INFORMATION SUPPLIED ::
┏━━

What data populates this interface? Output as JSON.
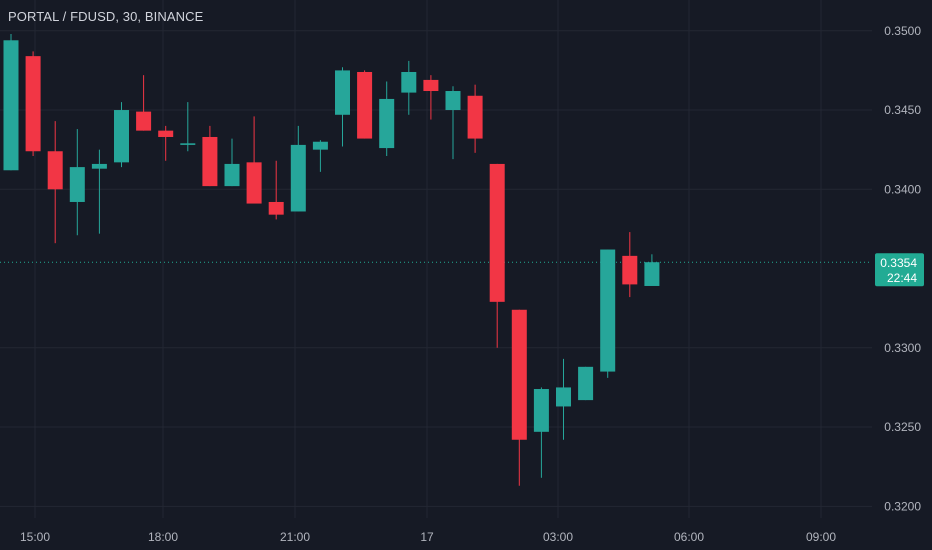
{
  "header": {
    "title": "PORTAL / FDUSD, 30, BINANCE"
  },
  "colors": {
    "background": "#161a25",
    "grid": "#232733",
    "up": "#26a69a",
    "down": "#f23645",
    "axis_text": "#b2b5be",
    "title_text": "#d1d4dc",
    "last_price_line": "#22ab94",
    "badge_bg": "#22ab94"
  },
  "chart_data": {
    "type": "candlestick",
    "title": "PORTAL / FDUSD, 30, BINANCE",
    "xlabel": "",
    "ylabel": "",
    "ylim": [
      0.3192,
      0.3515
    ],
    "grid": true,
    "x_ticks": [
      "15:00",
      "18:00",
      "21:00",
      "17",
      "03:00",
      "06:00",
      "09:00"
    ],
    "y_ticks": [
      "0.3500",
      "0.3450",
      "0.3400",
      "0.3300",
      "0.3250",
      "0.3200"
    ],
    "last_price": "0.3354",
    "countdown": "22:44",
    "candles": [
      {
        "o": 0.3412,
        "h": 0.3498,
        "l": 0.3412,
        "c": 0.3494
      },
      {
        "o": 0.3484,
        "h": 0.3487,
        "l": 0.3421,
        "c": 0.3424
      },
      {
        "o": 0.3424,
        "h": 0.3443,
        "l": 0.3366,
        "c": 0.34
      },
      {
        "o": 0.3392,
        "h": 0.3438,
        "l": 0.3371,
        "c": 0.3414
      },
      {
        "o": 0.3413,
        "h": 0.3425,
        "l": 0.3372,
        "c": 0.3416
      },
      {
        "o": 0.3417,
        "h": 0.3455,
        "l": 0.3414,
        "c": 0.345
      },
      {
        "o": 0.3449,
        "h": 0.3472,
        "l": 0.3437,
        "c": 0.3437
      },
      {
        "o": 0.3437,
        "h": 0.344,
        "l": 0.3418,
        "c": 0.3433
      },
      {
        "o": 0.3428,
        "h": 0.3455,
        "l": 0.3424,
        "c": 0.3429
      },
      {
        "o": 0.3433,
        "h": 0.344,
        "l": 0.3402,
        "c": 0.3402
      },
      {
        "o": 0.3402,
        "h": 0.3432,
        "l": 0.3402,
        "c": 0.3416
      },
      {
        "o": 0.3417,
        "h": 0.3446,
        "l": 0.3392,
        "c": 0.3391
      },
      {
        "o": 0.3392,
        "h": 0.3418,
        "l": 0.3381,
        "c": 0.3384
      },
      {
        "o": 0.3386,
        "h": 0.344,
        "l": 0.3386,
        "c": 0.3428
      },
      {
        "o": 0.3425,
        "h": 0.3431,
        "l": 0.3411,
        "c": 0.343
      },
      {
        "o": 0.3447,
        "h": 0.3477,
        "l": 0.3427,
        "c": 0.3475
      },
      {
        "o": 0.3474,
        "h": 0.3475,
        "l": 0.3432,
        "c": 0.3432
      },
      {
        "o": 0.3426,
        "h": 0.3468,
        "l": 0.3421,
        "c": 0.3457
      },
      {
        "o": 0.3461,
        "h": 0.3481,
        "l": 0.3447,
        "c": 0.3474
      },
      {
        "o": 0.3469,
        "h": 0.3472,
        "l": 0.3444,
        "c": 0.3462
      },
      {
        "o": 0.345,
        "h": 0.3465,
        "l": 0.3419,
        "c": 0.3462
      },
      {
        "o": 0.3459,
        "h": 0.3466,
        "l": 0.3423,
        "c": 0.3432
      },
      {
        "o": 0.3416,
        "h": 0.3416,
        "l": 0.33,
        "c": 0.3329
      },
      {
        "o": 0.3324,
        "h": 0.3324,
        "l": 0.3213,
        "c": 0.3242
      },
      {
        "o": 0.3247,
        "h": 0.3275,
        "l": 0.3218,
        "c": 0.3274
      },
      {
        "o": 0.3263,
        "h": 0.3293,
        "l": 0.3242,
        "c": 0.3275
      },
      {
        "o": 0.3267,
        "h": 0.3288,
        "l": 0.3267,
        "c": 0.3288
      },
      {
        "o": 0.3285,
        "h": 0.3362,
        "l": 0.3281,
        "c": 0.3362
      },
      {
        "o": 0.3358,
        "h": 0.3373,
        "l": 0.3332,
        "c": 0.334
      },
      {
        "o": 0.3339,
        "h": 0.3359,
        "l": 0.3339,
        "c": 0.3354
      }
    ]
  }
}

┗━━
┏━━

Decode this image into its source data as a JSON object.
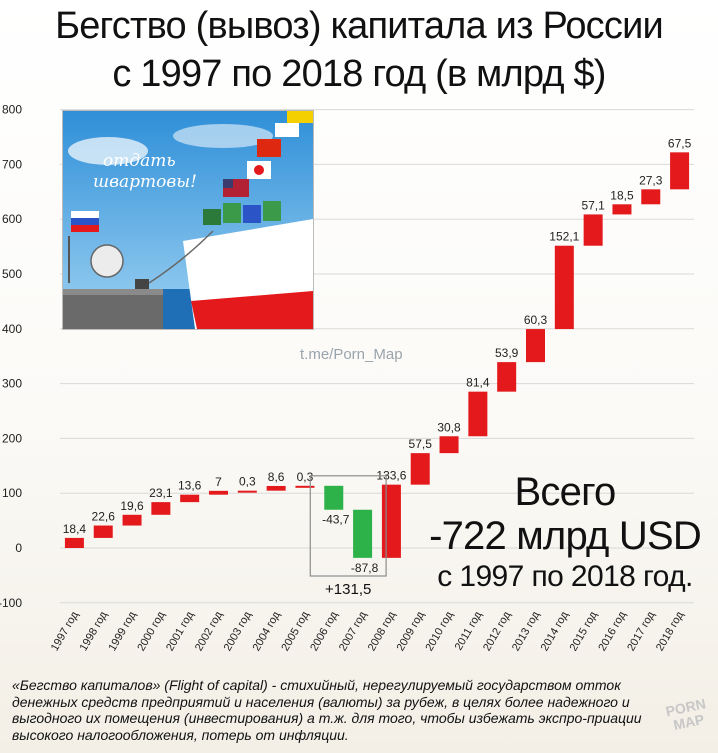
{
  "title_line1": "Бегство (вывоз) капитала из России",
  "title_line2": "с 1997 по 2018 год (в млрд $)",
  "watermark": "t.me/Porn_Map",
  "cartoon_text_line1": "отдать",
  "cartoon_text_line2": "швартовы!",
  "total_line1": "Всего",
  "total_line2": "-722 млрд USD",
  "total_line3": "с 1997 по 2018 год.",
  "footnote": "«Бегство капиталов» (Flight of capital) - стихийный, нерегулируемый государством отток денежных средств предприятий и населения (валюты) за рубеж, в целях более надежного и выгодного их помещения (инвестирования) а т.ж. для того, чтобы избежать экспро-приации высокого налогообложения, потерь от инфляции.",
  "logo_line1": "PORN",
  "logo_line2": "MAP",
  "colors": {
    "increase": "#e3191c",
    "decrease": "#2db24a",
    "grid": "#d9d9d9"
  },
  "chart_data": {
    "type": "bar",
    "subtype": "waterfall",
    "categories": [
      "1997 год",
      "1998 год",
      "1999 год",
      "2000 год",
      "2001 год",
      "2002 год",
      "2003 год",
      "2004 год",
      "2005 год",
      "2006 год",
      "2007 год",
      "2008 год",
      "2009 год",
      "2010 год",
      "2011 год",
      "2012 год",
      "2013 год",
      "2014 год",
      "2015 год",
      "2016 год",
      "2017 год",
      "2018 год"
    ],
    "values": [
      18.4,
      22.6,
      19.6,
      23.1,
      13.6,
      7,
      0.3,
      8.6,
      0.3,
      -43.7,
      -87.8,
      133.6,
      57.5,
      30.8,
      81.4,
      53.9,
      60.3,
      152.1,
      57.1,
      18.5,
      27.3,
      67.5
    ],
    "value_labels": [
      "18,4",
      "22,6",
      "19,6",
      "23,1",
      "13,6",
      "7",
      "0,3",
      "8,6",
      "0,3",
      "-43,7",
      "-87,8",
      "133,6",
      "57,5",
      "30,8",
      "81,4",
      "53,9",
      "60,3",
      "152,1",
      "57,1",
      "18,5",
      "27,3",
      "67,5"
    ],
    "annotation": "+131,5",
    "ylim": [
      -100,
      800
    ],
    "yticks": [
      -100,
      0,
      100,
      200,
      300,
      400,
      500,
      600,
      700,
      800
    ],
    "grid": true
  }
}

┗━━

TO BE DONE :: Pick out and copy the lines of the material that include the word "FDUSD".

RESULT FOR THIS EXERCISE ::
    "title": "PORTAL / FDUSD, 30, BINANCE"
    "title": "PORTAL / FDUSD, 30, BINANCE",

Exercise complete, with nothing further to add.